Document segment:
*** Begin section ***
Alina F. Samitova, Pavel A. Krylov GLUCOSE INVOLVEMENT IN ARTICULAR CARTILAGE REMODELING

DOI: https://doi.org/10.15688/nsr.jvolsu.2019.3.1  

Alina F. Samitova, Student, Department of Bioengineering and Bioinformatics, Volgograd State
University, Prosp. Universitetsky, 100, 400062 Volgograd, Russian Federation, This email address is being protected from spambots. You need JavaScript enabled to view it. . 
Pavel A. Krylov, Candidate of Sciences (Biology), Associate Professor, Department of Bioengineering and Bioinformatics, Volgograd State University, Prosp. Universitetsky, 100, 400062
Volgograd, Russian Federation, This email address is being protected from spambots. You need JavaScript enabled to view it. .  


Abstract. Currently, the interest in studying glucose as a signaling molecule and a regulator of chondrocyte metabolism is increasing significantly. There is little available data on chondrocytes’ ability to respond to extracellular glucose concentration changes that help them to avoid harmful effects resulting from the lack or accumulation of intracellular glucose. We have collected and analyzed the information about the mechanism of glucose influence on articular cartilage chondrocyte in this study. We have learned that chondrocytes adapt to both high and low glucose concentrations by modulating the synthesis and degradation of GluT1. Consequently, glucose in different concentrations affects many fundamental cellular functions such as the cartilage matrix synthesis and disruption, proliferation, differentiation, and apoptosis. To build a functional model of glucose participation in articular cartilage remodeling the exhaustive search and analysis of literature has been performed using open access resources. The scheme reflects key processes that have direct or indirect effects on the catabolic or anabolic function of chondrocytes. As a result, we have created a functional model that shows the effect of glucose on the suppression or expression of compounds that are actively involved in cartilage tissue remodeling. For example, these are compounds such as nitric oxide, aggrecans and type II collagen and others. Despite the role of glucose in energy metabolism in all cell types, including chondrocytes, high concentrations of glucose can also have a harmful effect. The advantage of this model is systematic data, which facilitates the perception of the results and their relevance.
*** End section ***
Exercise instructions: According to the abstract on glucose in articular cartilage remodeling, how do chondrocytes adapt to both high and low glucose concentrations?

Document structure recognition data:
*** Begin section ***
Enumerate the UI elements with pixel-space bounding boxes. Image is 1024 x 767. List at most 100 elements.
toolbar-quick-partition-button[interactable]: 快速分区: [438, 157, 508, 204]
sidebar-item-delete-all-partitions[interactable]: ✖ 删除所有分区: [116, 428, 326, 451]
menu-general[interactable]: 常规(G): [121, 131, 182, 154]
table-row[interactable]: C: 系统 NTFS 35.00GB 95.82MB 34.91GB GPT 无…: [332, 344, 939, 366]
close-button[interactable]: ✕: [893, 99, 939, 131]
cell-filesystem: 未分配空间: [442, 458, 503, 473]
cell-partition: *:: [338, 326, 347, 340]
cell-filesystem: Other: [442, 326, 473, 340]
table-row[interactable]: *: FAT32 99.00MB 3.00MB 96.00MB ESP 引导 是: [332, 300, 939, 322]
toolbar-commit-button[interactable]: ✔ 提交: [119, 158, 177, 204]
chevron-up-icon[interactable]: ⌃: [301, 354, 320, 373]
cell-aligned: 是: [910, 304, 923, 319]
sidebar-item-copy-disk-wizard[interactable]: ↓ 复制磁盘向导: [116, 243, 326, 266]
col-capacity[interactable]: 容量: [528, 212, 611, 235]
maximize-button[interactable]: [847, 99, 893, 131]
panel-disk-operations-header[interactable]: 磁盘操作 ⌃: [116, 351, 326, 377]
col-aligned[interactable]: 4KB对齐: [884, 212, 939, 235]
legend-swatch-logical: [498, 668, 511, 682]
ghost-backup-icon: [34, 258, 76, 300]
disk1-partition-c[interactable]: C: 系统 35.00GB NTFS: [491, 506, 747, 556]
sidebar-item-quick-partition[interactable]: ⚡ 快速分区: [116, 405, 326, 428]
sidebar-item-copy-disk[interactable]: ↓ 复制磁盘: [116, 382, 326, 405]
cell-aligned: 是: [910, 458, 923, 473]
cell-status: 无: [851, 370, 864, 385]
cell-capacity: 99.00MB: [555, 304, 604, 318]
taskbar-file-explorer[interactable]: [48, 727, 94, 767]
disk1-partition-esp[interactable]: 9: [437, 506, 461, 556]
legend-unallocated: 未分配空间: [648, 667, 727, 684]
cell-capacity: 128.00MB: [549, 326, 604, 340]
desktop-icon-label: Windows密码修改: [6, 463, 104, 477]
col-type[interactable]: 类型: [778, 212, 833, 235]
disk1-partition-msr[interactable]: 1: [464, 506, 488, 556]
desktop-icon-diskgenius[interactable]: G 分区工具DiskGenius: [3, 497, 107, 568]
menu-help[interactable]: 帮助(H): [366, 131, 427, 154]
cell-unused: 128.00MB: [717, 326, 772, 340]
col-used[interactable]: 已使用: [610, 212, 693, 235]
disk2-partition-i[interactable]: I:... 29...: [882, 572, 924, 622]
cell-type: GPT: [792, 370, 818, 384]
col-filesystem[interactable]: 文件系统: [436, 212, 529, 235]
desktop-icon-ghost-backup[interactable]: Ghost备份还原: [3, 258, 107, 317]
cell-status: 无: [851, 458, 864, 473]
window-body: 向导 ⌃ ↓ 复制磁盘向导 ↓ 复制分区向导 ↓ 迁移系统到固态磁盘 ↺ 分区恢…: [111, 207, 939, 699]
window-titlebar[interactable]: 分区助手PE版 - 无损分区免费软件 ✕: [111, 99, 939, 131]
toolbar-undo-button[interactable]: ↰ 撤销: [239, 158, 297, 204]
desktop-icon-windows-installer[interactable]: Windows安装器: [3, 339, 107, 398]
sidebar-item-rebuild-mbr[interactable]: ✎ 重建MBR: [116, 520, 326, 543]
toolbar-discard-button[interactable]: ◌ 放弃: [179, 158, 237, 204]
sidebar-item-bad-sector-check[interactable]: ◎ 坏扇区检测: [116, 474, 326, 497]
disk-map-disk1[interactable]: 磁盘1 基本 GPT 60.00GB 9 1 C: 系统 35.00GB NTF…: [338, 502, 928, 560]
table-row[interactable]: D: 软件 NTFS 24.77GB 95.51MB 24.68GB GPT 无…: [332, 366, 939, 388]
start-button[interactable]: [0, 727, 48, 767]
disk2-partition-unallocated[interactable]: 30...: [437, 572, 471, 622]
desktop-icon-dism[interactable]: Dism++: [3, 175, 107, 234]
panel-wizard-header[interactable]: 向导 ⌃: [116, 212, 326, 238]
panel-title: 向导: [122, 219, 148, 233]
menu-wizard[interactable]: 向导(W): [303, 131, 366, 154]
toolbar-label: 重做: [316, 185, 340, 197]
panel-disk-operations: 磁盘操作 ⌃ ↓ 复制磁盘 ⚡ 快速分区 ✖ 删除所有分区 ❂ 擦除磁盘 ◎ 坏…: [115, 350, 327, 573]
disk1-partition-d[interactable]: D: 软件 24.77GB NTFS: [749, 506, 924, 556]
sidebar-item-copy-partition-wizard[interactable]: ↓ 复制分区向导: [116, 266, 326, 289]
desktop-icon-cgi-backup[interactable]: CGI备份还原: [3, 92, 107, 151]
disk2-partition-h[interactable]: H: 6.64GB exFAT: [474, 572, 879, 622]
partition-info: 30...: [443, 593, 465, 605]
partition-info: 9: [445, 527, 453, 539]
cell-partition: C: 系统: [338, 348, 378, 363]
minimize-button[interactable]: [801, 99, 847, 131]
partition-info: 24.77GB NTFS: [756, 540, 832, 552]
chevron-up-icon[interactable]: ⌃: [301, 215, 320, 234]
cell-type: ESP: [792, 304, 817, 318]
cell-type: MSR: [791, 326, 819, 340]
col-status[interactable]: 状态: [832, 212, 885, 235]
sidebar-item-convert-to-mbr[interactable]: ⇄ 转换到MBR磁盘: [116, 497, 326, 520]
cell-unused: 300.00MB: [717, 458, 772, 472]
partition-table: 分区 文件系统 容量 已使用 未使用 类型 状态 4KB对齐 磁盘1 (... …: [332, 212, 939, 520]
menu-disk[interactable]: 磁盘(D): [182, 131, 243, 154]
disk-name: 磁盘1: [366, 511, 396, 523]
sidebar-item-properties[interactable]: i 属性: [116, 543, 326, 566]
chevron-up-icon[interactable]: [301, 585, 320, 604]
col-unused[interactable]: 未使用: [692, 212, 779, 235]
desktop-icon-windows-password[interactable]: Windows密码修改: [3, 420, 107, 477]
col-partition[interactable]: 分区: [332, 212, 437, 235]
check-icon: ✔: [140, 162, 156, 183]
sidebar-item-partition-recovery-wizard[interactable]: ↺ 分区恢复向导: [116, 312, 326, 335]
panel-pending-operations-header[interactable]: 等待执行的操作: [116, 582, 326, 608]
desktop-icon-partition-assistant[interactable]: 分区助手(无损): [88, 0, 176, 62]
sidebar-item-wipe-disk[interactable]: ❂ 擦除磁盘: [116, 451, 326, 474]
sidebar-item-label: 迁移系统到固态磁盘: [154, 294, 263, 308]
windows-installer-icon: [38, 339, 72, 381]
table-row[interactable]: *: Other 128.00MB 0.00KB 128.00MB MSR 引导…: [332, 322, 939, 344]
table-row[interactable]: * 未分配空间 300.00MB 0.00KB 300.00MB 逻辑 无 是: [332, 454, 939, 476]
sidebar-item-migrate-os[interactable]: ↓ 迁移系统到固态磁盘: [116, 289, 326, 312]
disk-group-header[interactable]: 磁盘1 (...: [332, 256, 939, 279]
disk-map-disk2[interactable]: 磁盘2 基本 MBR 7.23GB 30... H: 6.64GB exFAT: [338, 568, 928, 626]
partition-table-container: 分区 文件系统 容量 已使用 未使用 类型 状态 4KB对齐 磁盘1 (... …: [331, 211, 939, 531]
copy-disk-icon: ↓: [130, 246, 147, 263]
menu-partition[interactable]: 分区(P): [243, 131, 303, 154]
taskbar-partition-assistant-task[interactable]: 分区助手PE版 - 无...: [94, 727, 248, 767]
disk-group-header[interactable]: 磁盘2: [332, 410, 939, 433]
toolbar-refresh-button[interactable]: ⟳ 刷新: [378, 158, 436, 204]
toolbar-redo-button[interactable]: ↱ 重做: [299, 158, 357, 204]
*** End section ***
Expected answer: They modulate the synthesis and degradation of GluT1.